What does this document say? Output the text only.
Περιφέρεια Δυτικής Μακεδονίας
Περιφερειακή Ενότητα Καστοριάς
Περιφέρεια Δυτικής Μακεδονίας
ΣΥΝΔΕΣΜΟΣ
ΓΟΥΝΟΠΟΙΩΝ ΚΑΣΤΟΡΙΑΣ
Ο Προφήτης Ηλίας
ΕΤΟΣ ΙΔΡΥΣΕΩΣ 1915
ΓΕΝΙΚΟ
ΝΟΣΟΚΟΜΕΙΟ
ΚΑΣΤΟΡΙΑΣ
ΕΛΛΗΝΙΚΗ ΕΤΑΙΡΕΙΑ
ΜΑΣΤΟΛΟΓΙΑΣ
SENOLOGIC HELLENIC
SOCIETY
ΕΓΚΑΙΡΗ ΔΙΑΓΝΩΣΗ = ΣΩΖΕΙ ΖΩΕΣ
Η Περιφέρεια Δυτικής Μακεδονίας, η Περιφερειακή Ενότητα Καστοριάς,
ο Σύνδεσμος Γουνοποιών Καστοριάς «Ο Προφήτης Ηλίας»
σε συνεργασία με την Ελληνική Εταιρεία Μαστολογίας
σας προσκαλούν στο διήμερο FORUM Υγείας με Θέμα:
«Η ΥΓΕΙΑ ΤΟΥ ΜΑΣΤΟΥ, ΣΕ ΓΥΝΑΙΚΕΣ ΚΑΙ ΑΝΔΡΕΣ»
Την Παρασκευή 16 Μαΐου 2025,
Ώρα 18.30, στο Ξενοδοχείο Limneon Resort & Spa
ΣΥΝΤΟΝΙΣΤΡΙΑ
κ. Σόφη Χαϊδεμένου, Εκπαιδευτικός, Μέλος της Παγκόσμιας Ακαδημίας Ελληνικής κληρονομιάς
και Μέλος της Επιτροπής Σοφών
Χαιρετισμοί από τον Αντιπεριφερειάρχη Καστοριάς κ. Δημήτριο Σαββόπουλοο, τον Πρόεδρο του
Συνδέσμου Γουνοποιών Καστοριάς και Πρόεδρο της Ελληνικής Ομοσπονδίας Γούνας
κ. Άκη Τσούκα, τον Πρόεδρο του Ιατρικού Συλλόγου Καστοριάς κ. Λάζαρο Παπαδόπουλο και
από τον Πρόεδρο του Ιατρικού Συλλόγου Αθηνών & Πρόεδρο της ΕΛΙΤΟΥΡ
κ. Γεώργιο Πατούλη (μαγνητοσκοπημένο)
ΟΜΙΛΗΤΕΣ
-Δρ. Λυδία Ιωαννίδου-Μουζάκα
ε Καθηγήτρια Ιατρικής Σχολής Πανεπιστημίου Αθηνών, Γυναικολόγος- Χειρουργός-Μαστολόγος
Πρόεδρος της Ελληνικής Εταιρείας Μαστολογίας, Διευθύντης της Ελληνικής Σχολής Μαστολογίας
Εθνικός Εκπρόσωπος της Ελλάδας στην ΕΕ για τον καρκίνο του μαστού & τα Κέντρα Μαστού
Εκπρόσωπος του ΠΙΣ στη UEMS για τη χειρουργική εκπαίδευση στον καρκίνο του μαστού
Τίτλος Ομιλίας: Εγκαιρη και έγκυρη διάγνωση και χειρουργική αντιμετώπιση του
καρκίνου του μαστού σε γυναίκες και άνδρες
########################################
## PROBLEM TO SOLVE:
All of the entries above must be quoted exactly.

## EXERCISE SOLUTION:
What does this document say? Output the text only.
Περιφέρεια Δυτικής Μακεδονίας
Περιφερειακή Ενότητα Καστοριάς
Περιφέρεια Δυτικής Μακεδονίας
ΣΥΝΔΕΣΜΟΣ
ΓΟΥΝΟΠΟΙΩΝ ΚΑΣΤΟΡΙΑΣ
Ο Προφήτης Ηλίας
ΕΤΟΣ ΙΔΡΥΣΕΩΣ 1915
ΓΕΝΙΚΟ
ΝΟΣΟΚΟΜΕΙΟ
ΚΑΣΤΟΡΙΑΣ
ΕΛΛΗΝΙΚΗ ΕΤΑΙΡΕΙΑ
ΜΑΣΤΟΛΟΓΙΑΣ
SENOLOGIC HELLENIC
SOCIETY
ΕΓΚΑΙΡΗ ΔΙΑΓΝΩΣΗ = ΣΩΖΕΙ ΖΩΕΣ
Η Περιφέρεια Δυτικής Μακεδονίας, η Περιφερειακή Ενότητα Καστοριάς,
ο Σύνδεσμος Γουνοποιών Καστοριάς «Ο Προφήτης Ηλίας»
σε συνεργασία με την Ελληνική Εταιρεία Μαστολογίας
σας προσκαλούν στο διήμερο FORUM Υγείας με Θέμα:
«Η ΥΓΕΙΑ ΤΟΥ ΜΑΣΤΟΥ, ΣΕ ΓΥΝΑΙΚΕΣ ΚΑΙ ΑΝΔΡΕΣ»
Την Παρασκευή 16 Μαΐου 2025,
Ώρα 18.30, στο Ξενοδοχείο Limneon Resort & Spa
ΣΥΝΤΟΝΙΣΤΡΙΑ
κ. Σόφη Χαϊδεμένου, Εκπαιδευτικός, Μέλος της Παγκόσμιας Ακαδημίας Ελληνικής κληρονομιάς
και Μέλος της Επιτροπής Σοφών
Χαιρετισμοί από τον Αντιπεριφερειάρχη Καστοριάς κ. Δημήτριο Σαββόπουλοο, τον Πρόεδρο του
Συνδέσμου Γουνοποιών Καστοριάς και Πρόεδρο της Ελληνικής Ομοσπονδίας Γούνας
κ. Άκη Τσούκα, τον Πρόεδρο του Ιατρικού Συλλόγου Καστοριάς κ. Λάζαρο Παπαδόπουλο και
από τον Πρόεδρο του Ιατρικού Συλλόγου Αθηνών & Πρόεδρο της ΕΛΙΤΟΥΡ
κ. Γεώργιο Πατούλη (μαγνητοσκοπημένο)
ΟΜΙΛΗΤΕΣ
-Δρ. Λυδία Ιωαννίδου-Μουζάκα
ε Καθηγήτρια Ιατρικής Σχολής Πανεπιστημίου Αθηνών, Γυναικολόγος- Χειρουργός-Μαστολόγος
Πρόεδρος της Ελληνικής Εταιρείας Μαστολογίας, Διευθύντης της Ελληνικής Σχολής Μαστολογίας
Εθνικός Εκπρόσωπος της Ελλάδας στην ΕΕ για τον καρκίνο του μαστού & τα Κέντρα Μαστού
Εκπρόσωπος του ΠΙΣ στη UEMS για τη χειρουργική εκπαίδευση στον καρκίνο του μαστού
Τίτλος Ομιλίας: Εγκαιρη και έγκυρη διάγνωση και χειρουργική αντιμετώπιση του
καρκίνου του μαστού σε γυναίκες και άνδρες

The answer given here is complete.